>>>>>

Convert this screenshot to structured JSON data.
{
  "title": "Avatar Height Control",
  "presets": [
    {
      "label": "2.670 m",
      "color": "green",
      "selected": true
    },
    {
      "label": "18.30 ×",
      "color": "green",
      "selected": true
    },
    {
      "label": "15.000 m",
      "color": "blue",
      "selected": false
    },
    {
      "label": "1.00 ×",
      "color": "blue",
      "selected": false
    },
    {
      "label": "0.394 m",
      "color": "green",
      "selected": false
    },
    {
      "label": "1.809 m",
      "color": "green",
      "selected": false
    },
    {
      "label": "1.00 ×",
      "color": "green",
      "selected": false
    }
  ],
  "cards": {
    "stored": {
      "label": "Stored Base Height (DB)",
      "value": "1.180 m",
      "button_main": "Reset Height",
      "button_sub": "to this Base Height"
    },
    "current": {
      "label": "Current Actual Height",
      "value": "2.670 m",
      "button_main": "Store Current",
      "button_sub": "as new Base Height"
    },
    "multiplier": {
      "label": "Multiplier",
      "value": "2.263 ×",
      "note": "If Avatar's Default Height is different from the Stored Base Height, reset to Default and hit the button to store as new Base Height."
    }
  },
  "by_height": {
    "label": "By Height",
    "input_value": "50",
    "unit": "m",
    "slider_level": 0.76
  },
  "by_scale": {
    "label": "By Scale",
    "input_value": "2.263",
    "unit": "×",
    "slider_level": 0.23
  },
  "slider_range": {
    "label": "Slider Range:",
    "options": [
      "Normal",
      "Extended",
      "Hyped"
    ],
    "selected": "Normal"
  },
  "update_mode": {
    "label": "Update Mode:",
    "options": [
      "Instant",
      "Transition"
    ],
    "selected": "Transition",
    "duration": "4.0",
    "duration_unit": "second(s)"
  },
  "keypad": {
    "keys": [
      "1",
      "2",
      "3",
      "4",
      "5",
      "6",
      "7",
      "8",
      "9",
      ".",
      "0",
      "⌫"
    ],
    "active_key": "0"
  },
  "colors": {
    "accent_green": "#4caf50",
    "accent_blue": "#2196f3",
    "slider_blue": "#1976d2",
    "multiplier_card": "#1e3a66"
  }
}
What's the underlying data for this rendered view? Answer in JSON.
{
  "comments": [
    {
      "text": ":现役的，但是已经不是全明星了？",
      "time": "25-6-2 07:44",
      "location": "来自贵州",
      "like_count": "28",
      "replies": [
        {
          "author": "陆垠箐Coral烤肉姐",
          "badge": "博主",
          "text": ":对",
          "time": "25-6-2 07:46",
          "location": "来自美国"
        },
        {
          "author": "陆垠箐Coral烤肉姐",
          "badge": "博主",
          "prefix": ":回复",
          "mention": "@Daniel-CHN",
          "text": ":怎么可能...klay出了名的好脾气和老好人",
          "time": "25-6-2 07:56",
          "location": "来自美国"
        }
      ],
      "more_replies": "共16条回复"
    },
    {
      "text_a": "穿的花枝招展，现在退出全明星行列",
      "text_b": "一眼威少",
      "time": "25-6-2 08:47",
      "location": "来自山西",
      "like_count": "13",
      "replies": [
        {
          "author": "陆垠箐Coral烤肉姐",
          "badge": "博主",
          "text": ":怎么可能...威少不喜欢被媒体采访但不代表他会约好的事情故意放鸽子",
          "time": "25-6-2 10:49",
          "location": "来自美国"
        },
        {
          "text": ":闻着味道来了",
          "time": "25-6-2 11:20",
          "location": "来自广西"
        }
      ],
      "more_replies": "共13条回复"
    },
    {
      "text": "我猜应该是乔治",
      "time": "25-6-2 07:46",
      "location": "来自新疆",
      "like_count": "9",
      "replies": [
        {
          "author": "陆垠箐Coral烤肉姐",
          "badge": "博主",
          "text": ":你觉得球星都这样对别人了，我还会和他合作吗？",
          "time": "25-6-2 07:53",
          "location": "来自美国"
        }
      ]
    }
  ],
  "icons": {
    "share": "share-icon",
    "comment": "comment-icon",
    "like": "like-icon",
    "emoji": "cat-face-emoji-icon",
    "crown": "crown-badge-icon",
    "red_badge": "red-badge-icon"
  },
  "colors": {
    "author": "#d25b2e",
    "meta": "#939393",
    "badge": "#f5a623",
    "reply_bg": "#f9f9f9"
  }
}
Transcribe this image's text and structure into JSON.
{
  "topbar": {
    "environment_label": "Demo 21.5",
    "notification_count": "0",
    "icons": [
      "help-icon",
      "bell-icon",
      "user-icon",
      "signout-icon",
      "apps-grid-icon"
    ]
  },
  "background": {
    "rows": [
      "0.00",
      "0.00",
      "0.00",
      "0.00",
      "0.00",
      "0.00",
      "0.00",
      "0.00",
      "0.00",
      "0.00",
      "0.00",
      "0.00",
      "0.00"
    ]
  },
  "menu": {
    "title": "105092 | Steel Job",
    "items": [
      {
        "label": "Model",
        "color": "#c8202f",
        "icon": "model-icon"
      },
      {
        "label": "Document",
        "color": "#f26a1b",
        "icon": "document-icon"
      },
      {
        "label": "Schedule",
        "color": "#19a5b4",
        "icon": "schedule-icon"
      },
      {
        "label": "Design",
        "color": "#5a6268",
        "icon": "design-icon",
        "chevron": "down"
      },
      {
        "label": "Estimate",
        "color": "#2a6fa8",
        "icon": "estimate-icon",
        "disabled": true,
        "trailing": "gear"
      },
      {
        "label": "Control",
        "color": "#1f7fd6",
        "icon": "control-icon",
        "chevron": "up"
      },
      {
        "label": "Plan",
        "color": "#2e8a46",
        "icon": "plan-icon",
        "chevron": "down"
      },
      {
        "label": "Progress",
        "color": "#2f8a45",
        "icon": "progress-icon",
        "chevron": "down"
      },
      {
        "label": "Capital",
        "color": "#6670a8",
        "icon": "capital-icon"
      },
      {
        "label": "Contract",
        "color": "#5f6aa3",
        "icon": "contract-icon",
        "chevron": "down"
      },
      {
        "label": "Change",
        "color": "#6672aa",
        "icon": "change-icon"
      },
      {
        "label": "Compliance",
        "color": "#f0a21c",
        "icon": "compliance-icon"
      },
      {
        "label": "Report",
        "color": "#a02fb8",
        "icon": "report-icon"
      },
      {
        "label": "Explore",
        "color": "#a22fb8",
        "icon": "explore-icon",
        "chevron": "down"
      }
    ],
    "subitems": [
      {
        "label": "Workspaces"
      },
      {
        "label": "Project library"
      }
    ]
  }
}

<<<<<

_SHORT TASK_
Write out all the lines again, exactly as they are.

_COMPLETE OUTPUT_
Convert this screenshot to structured JSON data.
{
  "title": "Avatar Height Control",
  "presets": [
    {
      "label": "2.670 m",
      "color": "green",
      "selected": true
    },
    {
      "label": "18.30 ×",
      "color": "green",
      "selected": true
    },
    {
      "label": "15.000 m",
      "color": "blue",
      "selected": false
    },
    {
      "label": "1.00 ×",
      "color": "blue",
      "selected": false
    },
    {
      "label": "0.394 m",
      "color": "green",
      "selected": false
    },
    {
      "label": "1.809 m",
      "color": "green",
      "selected": false
    },
    {
      "label": "1.00 ×",
      "color": "green",
      "selected": false
    }
  ],
  "cards": {
    "stored": {
      "label": "Stored Base Height (DB)",
      "value": "1.180 m",
      "button_main": "Reset Height",
      "button_sub": "to this Base Height"
    },
    "current": {
      "label": "Current Actual Height",
      "value": "2.670 m",
      "button_main": "Store Current",
      "button_sub": "as new Base Height"
    },
    "multiplier": {
      "label": "Multiplier",
      "value": "2.263 ×",
      "note": "If Avatar's Default Height is different from the Stored Base Height, reset to Default and hit the button to store as new Base Height."
    }
  },
  "by_height": {
    "label": "By Height",
    "input_value": "50",
    "unit": "m",
    "slider_level": 0.76
  },
  "by_scale": {
    "label": "By Scale",
    "input_value": "2.263",
    "unit": "×",
    "slider_level": 0.23
  },
  "slider_range": {
    "label": "Slider Range:",
    "options": [
      "Normal",
      "Extended",
      "Hyped"
    ],
    "selected": "Normal"
  },
  "update_mode": {
    "label": "Update Mode:",
    "options": [
      "Instant",
      "Transition"
    ],
    "selected": "Transition",
    "duration": "4.0",
    "duration_unit": "second(s)"
  },
  "keypad": {
    "keys": [
      "1",
      "2",
      "3",
      "4",
      "5",
      "6",
      "7",
      "8",
      "9",
      ".",
      "0",
      "⌫"
    ],
    "active_key": "0"
  },
  "colors": {
    "accent_green": "#4caf50",
    "accent_blue": "#2196f3",
    "slider_blue": "#1976d2",
    "multiplier_card": "#1e3a66"
  }
}
What's the underlying data for this rendered view? Answer in JSON.
{
  "comments": [
    {
      "text": ":现役的，但是已经不是全明星了？",
      "time": "25-6-2 07:44",
      "location": "来自贵州",
      "like_count": "28",
      "replies": [
        {
          "author": "陆垠箐Coral烤肉姐",
          "badge": "博主",
          "text": ":对",
          "time": "25-6-2 07:46",
          "location": "来自美国"
        },
        {
          "author": "陆垠箐Coral烤肉姐",
          "badge": "博主",
          "prefix": ":回复",
          "mention": "@Daniel-CHN",
          "text": ":怎么可能...klay出了名的好脾气和老好人",
          "time": "25-6-2 07:56",
          "location": "来自美国"
        }
      ],
      "more_replies": "共16条回复"
    },
    {
      "text_a": "穿的花枝招展，现在退出全明星行列",
      "text_b": "一眼威少",
      "time": "25-6-2 08:47",
      "location": "来自山西",
      "like_count": "13",
      "replies": [
        {
          "author": "陆垠箐Coral烤肉姐",
          "badge": "博主",
          "text": ":怎么可能...威少不喜欢被媒体采访但不代表他会约好的事情故意放鸽子",
          "time": "25-6-2 10:49",
          "location": "来自美国"
        },
        {
          "text": ":闻着味道来了",
          "time": "25-6-2 11:20",
          "location": "来自广西"
        }
      ],
      "more_replies": "共13条回复"
    },
    {
      "text": "我猜应该是乔治",
      "time": "25-6-2 07:46",
      "location": "来自新疆",
      "like_count": "9",
      "replies": [
        {
          "author": "陆垠箐Coral烤肉姐",
          "badge": "博主",
          "text": ":你觉得球星都这样对别人了，我还会和他合作吗？",
          "time": "25-6-2 07:53",
          "location": "来自美国"
        }
      ]
    }
  ],
  "icons": {
    "share": "share-icon",
    "comment": "comment-icon",
    "like": "like-icon",
    "emoji": "cat-face-emoji-icon",
    "crown": "crown-badge-icon",
    "red_badge": "red-badge-icon"
  },
  "colors": {
    "author": "#d25b2e",
    "meta": "#939393",
    "badge": "#f5a623",
    "reply_bg": "#f9f9f9"
  }
}
Transcribe this image's text and structure into JSON.
{
  "topbar": {
    "environment_label": "Demo 21.5",
    "notification_count": "0",
    "icons": [
      "help-icon",
      "bell-icon",
      "user-icon",
      "signout-icon",
      "apps-grid-icon"
    ]
  },
  "background": {
    "rows": [
      "0.00",
      "0.00",
      "0.00",
      "0.00",
      "0.00",
      "0.00",
      "0.00",
      "0.00",
      "0.00",
      "0.00",
      "0.00",
      "0.00",
      "0.00"
    ]
  },
  "menu": {
    "title": "105092 | Steel Job",
    "items": [
      {
        "label": "Model",
        "color": "#c8202f",
        "icon": "model-icon"
      },
      {
        "label": "Document",
        "color": "#f26a1b",
        "icon": "document-icon"
      },
      {
        "label": "Schedule",
        "color": "#19a5b4",
        "icon": "schedule-icon"
      },
      {
        "label": "Design",
        "color": "#5a6268",
        "icon": "design-icon",
        "chevron": "down"
      },
      {
        "label": "Estimate",
        "color": "#2a6fa8",
        "icon": "estimate-icon",
        "disabled": true,
        "trailing": "gear"
      },
      {
        "label": "Control",
        "color": "#1f7fd6",
        "icon": "control-icon",
        "chevron": "up"
      },
      {
        "label": "Plan",
        "color": "#2e8a46",
        "icon": "plan-icon",
        "chevron": "down"
      },
      {
        "label": "Progress",
        "color": "#2f8a45",
        "icon": "progress-icon",
        "chevron": "down"
      },
      {
        "label": "Capital",
        "color": "#6670a8",
        "icon": "capital-icon"
      },
      {
        "label": "Contract",
        "color": "#5f6aa3",
        "icon": "contract-icon",
        "chevron": "down"
      },
      {
        "label": "Change",
        "color": "#6672aa",
        "icon": "change-icon"
      },
      {
        "label": "Compliance",
        "color": "#f0a21c",
        "icon": "compliance-icon"
      },
      {
        "label": "Report",
        "color": "#a02fb8",
        "icon": "report-icon"
      },
      {
        "label": "Explore",
        "color": "#a22fb8",
        "icon": "explore-icon",
        "chevron": "down"
      }
    ],
    "subitems": [
      {
        "label": "Workspaces"
      },
      {
        "label": "Project library"
      }
    ]
  }
}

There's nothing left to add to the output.